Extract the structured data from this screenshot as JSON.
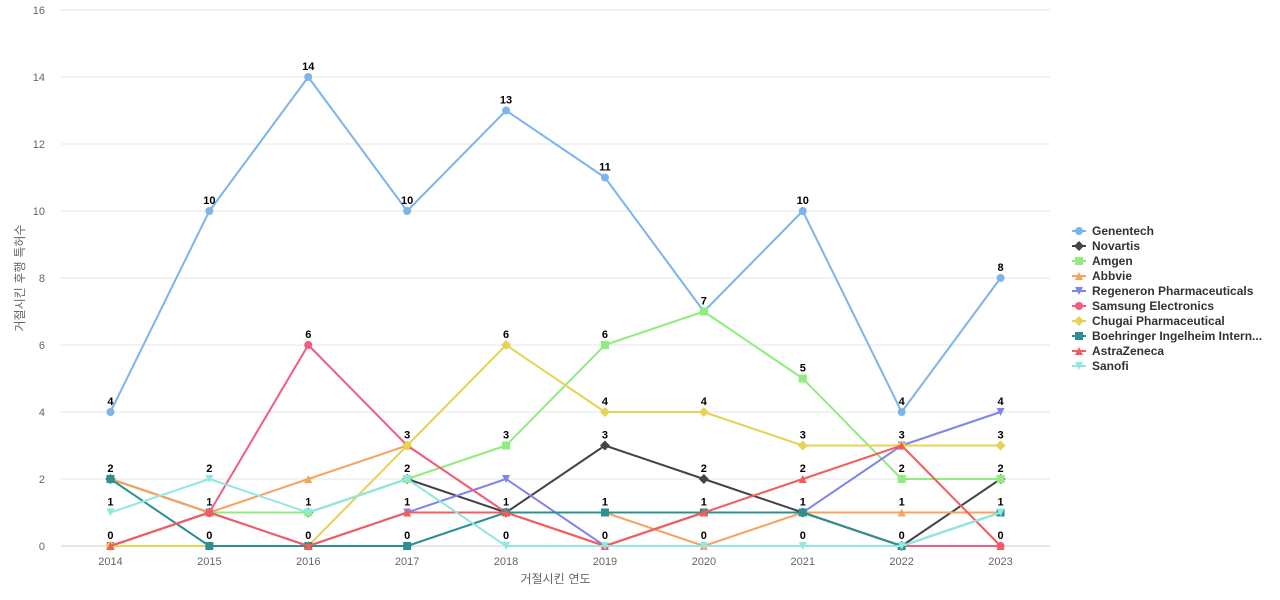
{
  "chart_data": {
    "type": "line",
    "xlabel": "거절시킨 연도",
    "ylabel": "거절시킨 후행 특허수",
    "x": [
      "2014",
      "2015",
      "2016",
      "2017",
      "2018",
      "2019",
      "2020",
      "2021",
      "2022",
      "2023"
    ],
    "ylim": [
      0,
      16
    ],
    "yticks": [
      0,
      2,
      4,
      6,
      8,
      10,
      12,
      14,
      16
    ],
    "grid": true,
    "legend_position": "right",
    "series": [
      {
        "name": "Genentech",
        "color": "#7cb5ec",
        "marker": "circle",
        "values": [
          4,
          10,
          14,
          10,
          13,
          11,
          7,
          10,
          4,
          8
        ]
      },
      {
        "name": "Novartis",
        "color": "#434348",
        "marker": "diamond",
        "values": [
          2,
          1,
          1,
          2,
          1,
          3,
          2,
          1,
          0,
          2
        ]
      },
      {
        "name": "Amgen",
        "color": "#90ed7d",
        "marker": "square",
        "values": [
          0,
          1,
          1,
          2,
          3,
          6,
          7,
          5,
          2,
          2
        ]
      },
      {
        "name": "Abbvie",
        "color": "#f7a35c",
        "marker": "triangle",
        "values": [
          2,
          1,
          2,
          3,
          1,
          1,
          0,
          1,
          1,
          1
        ]
      },
      {
        "name": "Regeneron Pharmaceuticals",
        "color": "#8085e9",
        "marker": "triangle-down",
        "values": [
          0,
          1,
          0,
          1,
          2,
          0,
          1,
          1,
          3,
          4
        ]
      },
      {
        "name": "Samsung Electronics",
        "color": "#f15c80",
        "marker": "circle",
        "values": [
          0,
          1,
          6,
          3,
          1,
          0,
          1,
          1,
          0,
          0
        ]
      },
      {
        "name": "Chugai Pharmaceutical",
        "color": "#e4d354",
        "marker": "diamond",
        "values": [
          0,
          0,
          0,
          3,
          6,
          4,
          4,
          3,
          3,
          3
        ]
      },
      {
        "name": "Boehringer Ingelheim Intern...",
        "color": "#2b908f",
        "marker": "square",
        "values": [
          2,
          0,
          0,
          0,
          1,
          1,
          1,
          1,
          0,
          1
        ]
      },
      {
        "name": "AstraZeneca",
        "color": "#f45b5b",
        "marker": "triangle",
        "values": [
          0,
          1,
          0,
          1,
          1,
          0,
          1,
          2,
          3,
          0
        ]
      },
      {
        "name": "Sanofi",
        "color": "#91e8e1",
        "marker": "triangle-down",
        "values": [
          1,
          2,
          1,
          2,
          0,
          0,
          0,
          0,
          0,
          1
        ]
      }
    ],
    "data_labels": {
      "Genentech": [
        4,
        10,
        14,
        10,
        13,
        11,
        7,
        10,
        4,
        8
      ],
      "top_secondary": [
        2,
        2,
        6,
        3,
        6,
        6,
        4,
        5,
        3,
        4
      ],
      "third": [
        null,
        null,
        null,
        null,
        null,
        4,
        null,
        3,
        null,
        3
      ],
      "fourth": [
        null,
        null,
        null,
        2,
        3,
        3,
        2,
        2,
        2,
        2
      ],
      "one_row": [
        1,
        1,
        1,
        1,
        1,
        1,
        1,
        1,
        1,
        1
      ],
      "zero_row": [
        0,
        0,
        0,
        0,
        0,
        0,
        0,
        0,
        0,
        0
      ]
    }
  }
}
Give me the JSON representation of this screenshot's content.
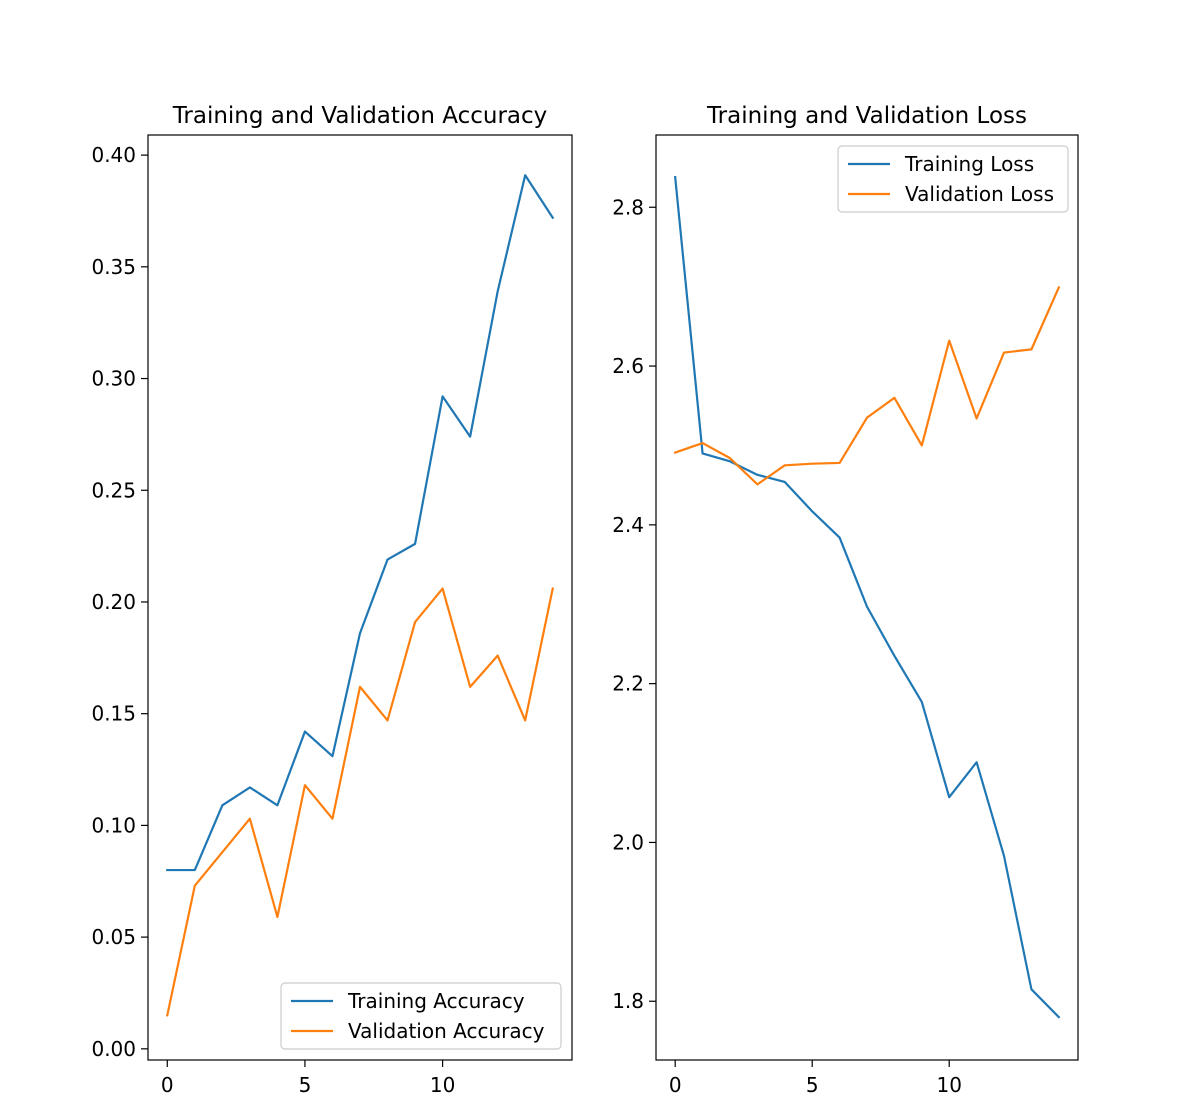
{
  "colors": {
    "training": "#1f77b4",
    "validation": "#ff7f0e"
  },
  "chart_data": [
    {
      "type": "line",
      "title": "Training and Validation Accuracy",
      "xlabel": "",
      "ylabel": "",
      "xlim": [
        -0.7,
        14.7
      ],
      "ylim": [
        -0.005,
        0.409
      ],
      "xticks": [
        0,
        5,
        10
      ],
      "xtick_labels": [
        "0",
        "5",
        "10"
      ],
      "yticks": [
        0.0,
        0.05,
        0.1,
        0.15,
        0.2,
        0.25,
        0.3,
        0.35,
        0.4
      ],
      "ytick_labels": [
        "0.00",
        "0.05",
        "0.10",
        "0.15",
        "0.20",
        "0.25",
        "0.30",
        "0.35",
        "0.40"
      ],
      "grid": false,
      "legend_position": "lower-right",
      "x": [
        0,
        1,
        2,
        3,
        4,
        5,
        6,
        7,
        8,
        9,
        10,
        11,
        12,
        13,
        14
      ],
      "series": [
        {
          "name": "Training Accuracy",
          "color": "#1f77b4",
          "values": [
            0.08,
            0.08,
            0.109,
            0.117,
            0.109,
            0.142,
            0.131,
            0.186,
            0.219,
            0.226,
            0.292,
            0.274,
            0.339,
            0.391,
            0.372
          ]
        },
        {
          "name": "Validation Accuracy",
          "color": "#ff7f0e",
          "values": [
            0.015,
            0.073,
            0.088,
            0.103,
            0.059,
            0.118,
            0.103,
            0.162,
            0.147,
            0.191,
            0.206,
            0.162,
            0.176,
            0.147,
            0.206
          ]
        }
      ]
    },
    {
      "type": "line",
      "title": "Training and Validation Loss",
      "xlabel": "",
      "ylabel": "",
      "xlim": [
        -0.7,
        14.7
      ],
      "ylim": [
        1.726,
        2.891
      ],
      "xticks": [
        0,
        5,
        10
      ],
      "xtick_labels": [
        "0",
        "5",
        "10"
      ],
      "yticks": [
        1.8,
        2.0,
        2.2,
        2.4,
        2.6,
        2.8
      ],
      "ytick_labels": [
        "1.8",
        "2.0",
        "2.2",
        "2.4",
        "2.6",
        "2.8"
      ],
      "grid": false,
      "legend_position": "upper-right",
      "x": [
        0,
        1,
        2,
        3,
        4,
        5,
        6,
        7,
        8,
        9,
        10,
        11,
        12,
        13,
        14
      ],
      "series": [
        {
          "name": "Training Loss",
          "color": "#1f77b4",
          "values": [
            2.838,
            2.49,
            2.48,
            2.463,
            2.454,
            2.417,
            2.384,
            2.297,
            2.235,
            2.177,
            2.057,
            2.101,
            1.983,
            1.815,
            1.78
          ]
        },
        {
          "name": "Validation Loss",
          "color": "#ff7f0e",
          "values": [
            2.491,
            2.503,
            2.484,
            2.451,
            2.475,
            2.477,
            2.478,
            2.535,
            2.56,
            2.5,
            2.632,
            2.534,
            2.617,
            2.621,
            2.699
          ]
        }
      ]
    }
  ]
}
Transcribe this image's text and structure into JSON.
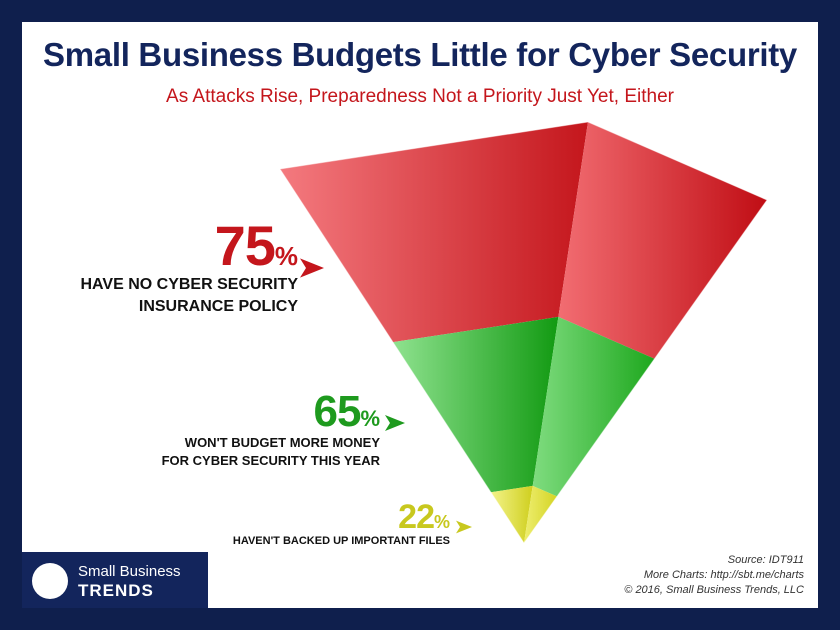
{
  "header": {
    "title": "Small Business Budgets Little for Cyber Security",
    "subtitle": "As Attacks Rise, Preparedness Not a Priority Just Yet, Either"
  },
  "chart_data": {
    "type": "funnel",
    "stages": [
      {
        "value": 75,
        "label_line1": "HAVE NO CYBER SECURITY",
        "label_line2": "INSURANCE POLICY",
        "color": "#e8343b"
      },
      {
        "value": 65,
        "label_line1": "WON'T BUDGET MORE MONEY",
        "label_line2": "FOR CYBER SECURITY THIS YEAR",
        "color": "#2fae2f"
      },
      {
        "value": 22,
        "label_line1": "HAVEN'T BACKED UP IMPORTANT FILES",
        "label_line2": "",
        "color": "#d8d832"
      }
    ],
    "value_suffix": "%"
  },
  "source": {
    "line1": "Source: IDT911",
    "line2": "More Charts: http://sbt.me/charts",
    "line3": "© 2016, Small Business Trends, LLC"
  },
  "brand": {
    "line1": "Small Business",
    "line2": "TRENDS"
  },
  "colors": {
    "background": "#0f1f4d",
    "title": "#13255c",
    "subtitle": "#c4161c",
    "red_text": "#c4161c",
    "green_text": "#1e9a1e",
    "yellow_text": "#c8c81e"
  }
}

■ ■ ■ ■ ■ ■ ■

▶ _Written exercise_
From the data above, write out everything exactly except the pictures.

▶ _The reply_
Extract the structured data from this screenshot as JSON.
{
  "chart_data": {
    "type": "line",
    "xlabel": "거절시킨 연도",
    "ylabel": "거절시킨 후행 특허수",
    "x": [
      "2014",
      "2015",
      "2016",
      "2017",
      "2018",
      "2019",
      "2020",
      "2021",
      "2022",
      "2023"
    ],
    "ylim": [
      0,
      16
    ],
    "yticks": [
      0,
      2,
      4,
      6,
      8,
      10,
      12,
      14,
      16
    ],
    "grid": true,
    "legend_position": "right",
    "series": [
      {
        "name": "Genentech",
        "color": "#7cb5ec",
        "marker": "circle",
        "values": [
          4,
          10,
          14,
          10,
          13,
          11,
          7,
          10,
          4,
          8
        ]
      },
      {
        "name": "Novartis",
        "color": "#434348",
        "marker": "diamond",
        "values": [
          2,
          1,
          1,
          2,
          1,
          3,
          2,
          1,
          0,
          2
        ]
      },
      {
        "name": "Amgen",
        "color": "#90ed7d",
        "marker": "square",
        "values": [
          0,
          1,
          1,
          2,
          3,
          6,
          7,
          5,
          2,
          2
        ]
      },
      {
        "name": "Abbvie",
        "color": "#f7a35c",
        "marker": "triangle",
        "values": [
          2,
          1,
          2,
          3,
          1,
          1,
          0,
          1,
          1,
          1
        ]
      },
      {
        "name": "Regeneron Pharmaceuticals",
        "color": "#8085e9",
        "marker": "triangle-down",
        "values": [
          0,
          1,
          0,
          1,
          2,
          0,
          1,
          1,
          3,
          4
        ]
      },
      {
        "name": "Samsung Electronics",
        "color": "#f15c80",
        "marker": "circle",
        "values": [
          0,
          1,
          6,
          3,
          1,
          0,
          1,
          1,
          0,
          0
        ]
      },
      {
        "name": "Chugai Pharmaceutical",
        "color": "#e4d354",
        "marker": "diamond",
        "values": [
          0,
          0,
          0,
          3,
          6,
          4,
          4,
          3,
          3,
          3
        ]
      },
      {
        "name": "Boehringer Ingelheim Intern...",
        "color": "#2b908f",
        "marker": "square",
        "values": [
          2,
          0,
          0,
          0,
          1,
          1,
          1,
          1,
          0,
          1
        ]
      },
      {
        "name": "AstraZeneca",
        "color": "#f45b5b",
        "marker": "triangle",
        "values": [
          0,
          1,
          0,
          1,
          1,
          0,
          1,
          2,
          3,
          0
        ]
      },
      {
        "name": "Sanofi",
        "color": "#91e8e1",
        "marker": "triangle-down",
        "values": [
          1,
          2,
          1,
          2,
          0,
          0,
          0,
          0,
          0,
          1
        ]
      }
    ],
    "data_labels": {
      "Genentech": [
        4,
        10,
        14,
        10,
        13,
        11,
        7,
        10,
        4,
        8
      ],
      "top_secondary": [
        2,
        2,
        6,
        3,
        6,
        6,
        4,
        5,
        3,
        4
      ],
      "third": [
        null,
        null,
        null,
        null,
        null,
        4,
        null,
        3,
        null,
        3
      ],
      "fourth": [
        null,
        null,
        null,
        2,
        3,
        3,
        2,
        2,
        2,
        2
      ],
      "one_row": [
        1,
        1,
        1,
        1,
        1,
        1,
        1,
        1,
        1,
        1
      ],
      "zero_row": [
        0,
        0,
        0,
        0,
        0,
        0,
        0,
        0,
        0,
        0
      ]
    }
  }
}
Give me the JSON representation of this screenshot's content.
{
  "colors": {
    "training": "#1f77b4",
    "validation": "#ff7f0e"
  },
  "chart_data": [
    {
      "type": "line",
      "title": "Training and Validation Accuracy",
      "xlabel": "",
      "ylabel": "",
      "xlim": [
        -0.7,
        14.7
      ],
      "ylim": [
        -0.005,
        0.409
      ],
      "xticks": [
        0,
        5,
        10
      ],
      "xtick_labels": [
        "0",
        "5",
        "10"
      ],
      "yticks": [
        0.0,
        0.05,
        0.1,
        0.15,
        0.2,
        0.25,
        0.3,
        0.35,
        0.4
      ],
      "ytick_labels": [
        "0.00",
        "0.05",
        "0.10",
        "0.15",
        "0.20",
        "0.25",
        "0.30",
        "0.35",
        "0.40"
      ],
      "grid": false,
      "legend_position": "lower-right",
      "x": [
        0,
        1,
        2,
        3,
        4,
        5,
        6,
        7,
        8,
        9,
        10,
        11,
        12,
        13,
        14
      ],
      "series": [
        {
          "name": "Training Accuracy",
          "color": "#1f77b4",
          "values": [
            0.08,
            0.08,
            0.109,
            0.117,
            0.109,
            0.142,
            0.131,
            0.186,
            0.219,
            0.226,
            0.292,
            0.274,
            0.339,
            0.391,
            0.372
          ]
        },
        {
          "name": "Validation Accuracy",
          "color": "#ff7f0e",
          "values": [
            0.015,
            0.073,
            0.088,
            0.103,
            0.059,
            0.118,
            0.103,
            0.162,
            0.147,
            0.191,
            0.206,
            0.162,
            0.176,
            0.147,
            0.206
          ]
        }
      ]
    },
    {
      "type": "line",
      "title": "Training and Validation Loss",
      "xlabel": "",
      "ylabel": "",
      "xlim": [
        -0.7,
        14.7
      ],
      "ylim": [
        1.726,
        2.891
      ],
      "xticks": [
        0,
        5,
        10
      ],
      "xtick_labels": [
        "0",
        "5",
        "10"
      ],
      "yticks": [
        1.8,
        2.0,
        2.2,
        2.4,
        2.6,
        2.8
      ],
      "ytick_labels": [
        "1.8",
        "2.0",
        "2.2",
        "2.4",
        "2.6",
        "2.8"
      ],
      "grid": false,
      "legend_position": "upper-right",
      "x": [
        0,
        1,
        2,
        3,
        4,
        5,
        6,
        7,
        8,
        9,
        10,
        11,
        12,
        13,
        14
      ],
      "series": [
        {
          "name": "Training Loss",
          "color": "#1f77b4",
          "values": [
            2.838,
            2.49,
            2.48,
            2.463,
            2.454,
            2.417,
            2.384,
            2.297,
            2.235,
            2.177,
            2.057,
            2.101,
            1.983,
            1.815,
            1.78
          ]
        },
        {
          "name": "Validation Loss",
          "color": "#ff7f0e",
          "values": [
            2.491,
            2.503,
            2.484,
            2.451,
            2.475,
            2.477,
            2.478,
            2.535,
            2.56,
            2.5,
            2.632,
            2.534,
            2.617,
            2.621,
            2.699
          ]
        }
      ]
    }
  ]
}
Transcribe this image's text and structure into JSON.
{
  "header": {
    "title": "Small Business Budgets Little for Cyber Security",
    "subtitle": "As Attacks Rise, Preparedness Not a Priority Just Yet, Either"
  },
  "chart_data": {
    "type": "funnel",
    "stages": [
      {
        "value": 75,
        "label_line1": "HAVE NO CYBER SECURITY",
        "label_line2": "INSURANCE POLICY",
        "color": "#e8343b"
      },
      {
        "value": 65,
        "label_line1": "WON'T BUDGET MORE MONEY",
        "label_line2": "FOR CYBER SECURITY THIS YEAR",
        "color": "#2fae2f"
      },
      {
        "value": 22,
        "label_line1": "HAVEN'T BACKED UP IMPORTANT FILES",
        "label_line2": "",
        "color": "#d8d832"
      }
    ],
    "value_suffix": "%"
  },
  "source": {
    "line1": "Source: IDT911",
    "line2": "More Charts: http://sbt.me/charts",
    "line3": "© 2016, Small Business Trends, LLC"
  },
  "brand": {
    "line1": "Small Business",
    "line2": "TRENDS"
  },
  "colors": {
    "background": "#0f1f4d",
    "title": "#13255c",
    "subtitle": "#c4161c",
    "red_text": "#c4161c",
    "green_text": "#1e9a1e",
    "yellow_text": "#c8c81e"
  }
}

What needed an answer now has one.